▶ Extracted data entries
=-=-=-=-=

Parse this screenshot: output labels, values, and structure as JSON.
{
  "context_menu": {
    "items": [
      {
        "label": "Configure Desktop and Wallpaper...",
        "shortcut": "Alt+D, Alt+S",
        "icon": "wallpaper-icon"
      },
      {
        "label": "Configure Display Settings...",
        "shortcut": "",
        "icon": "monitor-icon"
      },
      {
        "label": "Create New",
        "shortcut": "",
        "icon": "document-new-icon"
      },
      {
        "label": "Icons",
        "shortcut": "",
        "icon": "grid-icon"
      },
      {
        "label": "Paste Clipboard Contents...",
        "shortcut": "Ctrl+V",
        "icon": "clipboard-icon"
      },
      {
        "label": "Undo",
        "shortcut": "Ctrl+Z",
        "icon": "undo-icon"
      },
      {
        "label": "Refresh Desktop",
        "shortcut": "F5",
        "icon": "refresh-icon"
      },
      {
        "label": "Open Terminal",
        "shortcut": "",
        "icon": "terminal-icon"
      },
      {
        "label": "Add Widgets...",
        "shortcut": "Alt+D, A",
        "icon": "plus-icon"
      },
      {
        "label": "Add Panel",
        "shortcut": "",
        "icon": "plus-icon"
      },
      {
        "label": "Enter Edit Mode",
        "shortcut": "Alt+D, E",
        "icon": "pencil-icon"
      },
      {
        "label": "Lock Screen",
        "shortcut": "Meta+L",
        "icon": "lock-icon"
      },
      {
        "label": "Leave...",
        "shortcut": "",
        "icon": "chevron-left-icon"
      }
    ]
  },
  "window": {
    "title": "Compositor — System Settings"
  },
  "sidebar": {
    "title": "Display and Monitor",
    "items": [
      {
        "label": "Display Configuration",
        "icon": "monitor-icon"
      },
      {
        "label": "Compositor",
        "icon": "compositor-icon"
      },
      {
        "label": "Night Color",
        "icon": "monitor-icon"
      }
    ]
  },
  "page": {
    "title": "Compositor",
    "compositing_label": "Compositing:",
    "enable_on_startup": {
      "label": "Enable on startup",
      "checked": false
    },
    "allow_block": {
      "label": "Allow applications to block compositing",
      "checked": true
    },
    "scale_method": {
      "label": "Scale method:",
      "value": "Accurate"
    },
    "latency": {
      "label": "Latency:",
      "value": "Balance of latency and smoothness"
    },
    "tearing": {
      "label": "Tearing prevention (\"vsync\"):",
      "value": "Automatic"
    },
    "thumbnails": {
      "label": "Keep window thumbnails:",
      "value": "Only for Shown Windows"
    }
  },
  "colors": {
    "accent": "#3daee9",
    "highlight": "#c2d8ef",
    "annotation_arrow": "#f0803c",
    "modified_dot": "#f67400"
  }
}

=-=-=-=-=

▶ Exercise
Please output the entries above, every line exactly as it reads.

▶ Task output
Parse this screenshot: output labels, values, and structure as JSON.
{
  "context_menu": {
    "items": [
      {
        "label": "Configure Desktop and Wallpaper...",
        "shortcut": "Alt+D, Alt+S",
        "icon": "wallpaper-icon"
      },
      {
        "label": "Configure Display Settings...",
        "shortcut": "",
        "icon": "monitor-icon"
      },
      {
        "label": "Create New",
        "shortcut": "",
        "icon": "document-new-icon"
      },
      {
        "label": "Icons",
        "shortcut": "",
        "icon": "grid-icon"
      },
      {
        "label": "Paste Clipboard Contents...",
        "shortcut": "Ctrl+V",
        "icon": "clipboard-icon"
      },
      {
        "label": "Undo",
        "shortcut": "Ctrl+Z",
        "icon": "undo-icon"
      },
      {
        "label": "Refresh Desktop",
        "shortcut": "F5",
        "icon": "refresh-icon"
      },
      {
        "label": "Open Terminal",
        "shortcut": "",
        "icon": "terminal-icon"
      },
      {
        "label": "Add Widgets...",
        "shortcut": "Alt+D, A",
        "icon": "plus-icon"
      },
      {
        "label": "Add Panel",
        "shortcut": "",
        "icon": "plus-icon"
      },
      {
        "label": "Enter Edit Mode",
        "shortcut": "Alt+D, E",
        "icon": "pencil-icon"
      },
      {
        "label": "Lock Screen",
        "shortcut": "Meta+L",
        "icon": "lock-icon"
      },
      {
        "label": "Leave...",
        "shortcut": "",
        "icon": "chevron-left-icon"
      }
    ]
  },
  "window": {
    "title": "Compositor — System Settings"
  },
  "sidebar": {
    "title": "Display and Monitor",
    "items": [
      {
        "label": "Display Configuration",
        "icon": "monitor-icon"
      },
      {
        "label": "Compositor",
        "icon": "compositor-icon"
      },
      {
        "label": "Night Color",
        "icon": "monitor-icon"
      }
    ]
  },
  "page": {
    "title": "Compositor",
    "compositing_label": "Compositing:",
    "enable_on_startup": {
      "label": "Enable on startup",
      "checked": false
    },
    "allow_block": {
      "label": "Allow applications to block compositing",
      "checked": true
    },
    "scale_method": {
      "label": "Scale method:",
      "value": "Accurate"
    },
    "latency": {
      "label": "Latency:",
      "value": "Balance of latency and smoothness"
    },
    "tearing": {
      "label": "Tearing prevention (\"vsync\"):",
      "value": "Automatic"
    },
    "thumbnails": {
      "label": "Keep window thumbnails:",
      "value": "Only for Shown Windows"
    }
  },
  "colors": {
    "accent": "#3daee9",
    "highlight": "#c2d8ef",
    "annotation_arrow": "#f0803c",
    "modified_dot": "#f67400"
  }
}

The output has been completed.